Requirements ▸ Keep only the lines that hold the string "with", filtering out the rest of the entries below.

Data for this task ▸
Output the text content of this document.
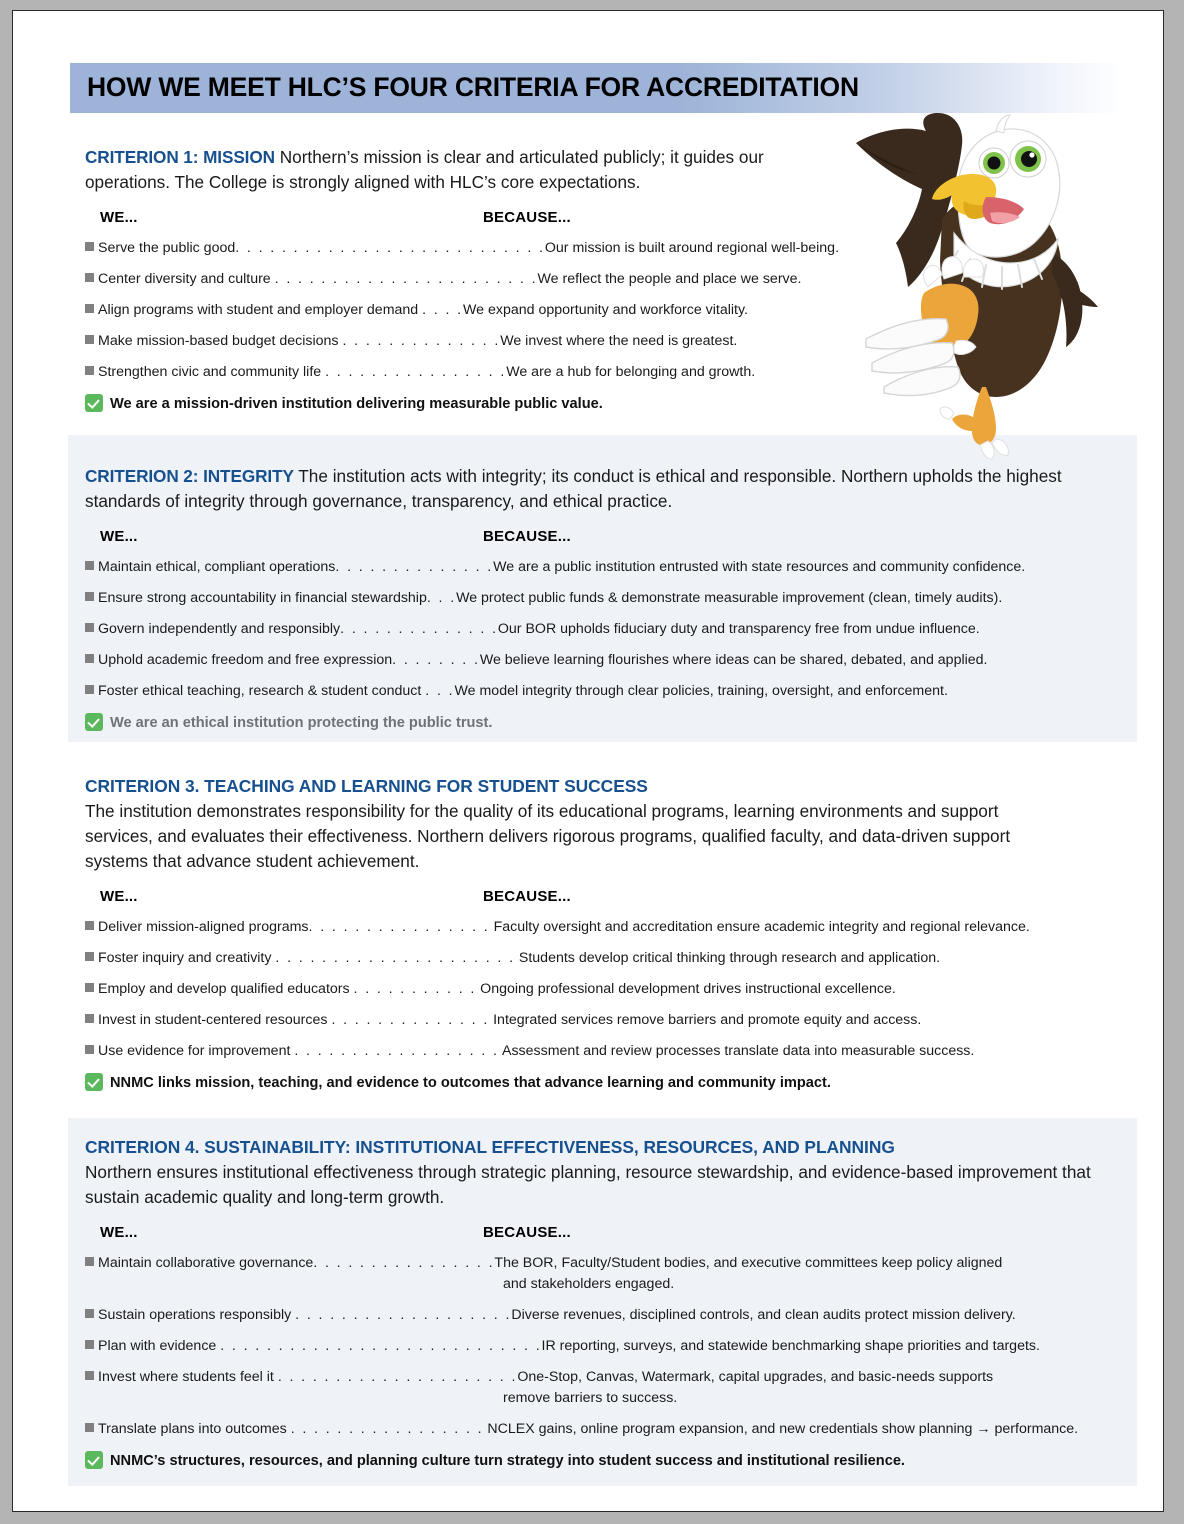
HOW WE MEET HLC’S FOUR CRITERIA FOR ACCREDITATION

CRITERION 1: MISSION Northern’s mission is clear and articulated publicly; it guides our operations. The College is strongly aligned with HLC’s core expectations.

WE...	BECAUSE...
Serve the public good. . . . . . . . . . . . . . . . . . . . . . . . . . .Our mission is built around regional well-being.
Center diversity and culture . . . . . . . . . . . . . . . . . . . . . . .We reflect the people and place we serve.
Align programs with student and employer demand . . . .We expand opportunity and workforce vitality.
Make mission-based budget decisions . . . . . . . . . . . . . .We invest where the need is greatest.
Strengthen civic and community life . . . . . . . . . . . . . . . .We are a hub for belonging and growth.
We are a mission-driven institution delivering measurable public value.

CRITERION 2: INTEGRITY The institution acts with integrity; its conduct is ethical and responsible. Northern upholds the highest standards of integrity through governance, transparency, and ethical practice.

WE...	BECAUSE...
Maintain ethical, compliant operations. . . . . . . . . . . . . .We are a public institution entrusted with state resources and community confidence.
Ensure strong accountability in financial stewardship. . .We protect public funds & demonstrate measurable improvement (clean, timely audits).
Govern independently and responsibly. . . . . . . . . . . . . .Our BOR upholds fiduciary duty and transparency free from undue influence.
Uphold academic freedom and free expression. . . . . . . .We believe learning flourishes where ideas can be shared, debated, and applied.
Foster ethical teaching, research & student conduct . . .We model integrity through clear policies, training, oversight, and enforcement.
We are an ethical institution protecting the public trust.

CRITERION 3. TEACHING AND LEARNING FOR STUDENT SUCCESS
The institution demonstrates responsibility for the quality of its educational programs, learning environments and support services, and evaluates their effectiveness. Northern delivers rigorous programs, qualified faculty, and data-driven support systems that advance student achievement.

WE...	BECAUSE...
Deliver mission-aligned programs. . . . . . . . . . . . . . . . Faculty oversight and accreditation ensure academic integrity and regional relevance.
Foster inquiry and creativity . . . . . . . . . . . . . . . . . . . . . Students develop critical thinking through research and application.
Employ and develop qualified educators . . . . . . . . . . . Ongoing professional development drives instructional excellence.
Invest in student-centered resources . . . . . . . . . . . . . . Integrated services remove barriers and promote equity and access.
Use evidence for improvement . . . . . . . . . . . . . . . . . . Assessment and review processes translate data into measurable success.
NNMC links mission, teaching, and evidence to outcomes that advance learning and community impact.

CRITERION 4. SUSTAINABILITY: INSTITUTIONAL EFFECTIVENESS, RESOURCES, AND PLANNING
Northern ensures institutional effectiveness through strategic planning, resource stewardship, and evidence-based improvement that sustain academic quality and long-term growth.

WE...	BECAUSE...
Maintain collaborative governance. . . . . . . . . . . . . . . .The BOR, Faculty/Student bodies, and executive committees keep policy aligned
and stakeholders engaged.
Sustain operations responsibly . . . . . . . . . . . . . . . . . . .Diverse revenues, disciplined controls, and clean audits protect mission delivery.
Plan with evidence . . . . . . . . . . . . . . . . . . . . . . . . . . . .IR reporting, surveys, and statewide benchmarking shape priorities and targets.
Invest where students feel it . . . . . . . . . . . . . . . . . . . . .One-Stop, Canvas, Watermark, capital upgrades, and basic-needs supports
remove barriers to success.
Translate plans into outcomes . . . . . . . . . . . . . . . . . NCLEX gains, online program expansion, and new credentials show planning → performance.
NNMC’s structures, resources, and planning culture turn strategy into student success and institutional resilience.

Solution to the problem ▸
CRITERION 1: MISSION Northern’s mission is clear and articulated publicly; it guides our operations. The College is strongly aligned with HLC’s core expectations.
Align programs with student and employer demand . . . .We expand opportunity and workforce vitality.
CRITERION 2: INTEGRITY The institution acts with integrity; its conduct is ethical and responsible. Northern upholds the highest standards of integrity through governance, transparency, and ethical practice.
Maintain ethical, compliant operations. . . . . . . . . . . . . .We are a public institution entrusted with state resources and community confidence.
Plan with evidence . . . . . . . . . . . . . . . . . . . . . . . . . . . .IR reporting, surveys, and statewide benchmarking shape priorities and targets.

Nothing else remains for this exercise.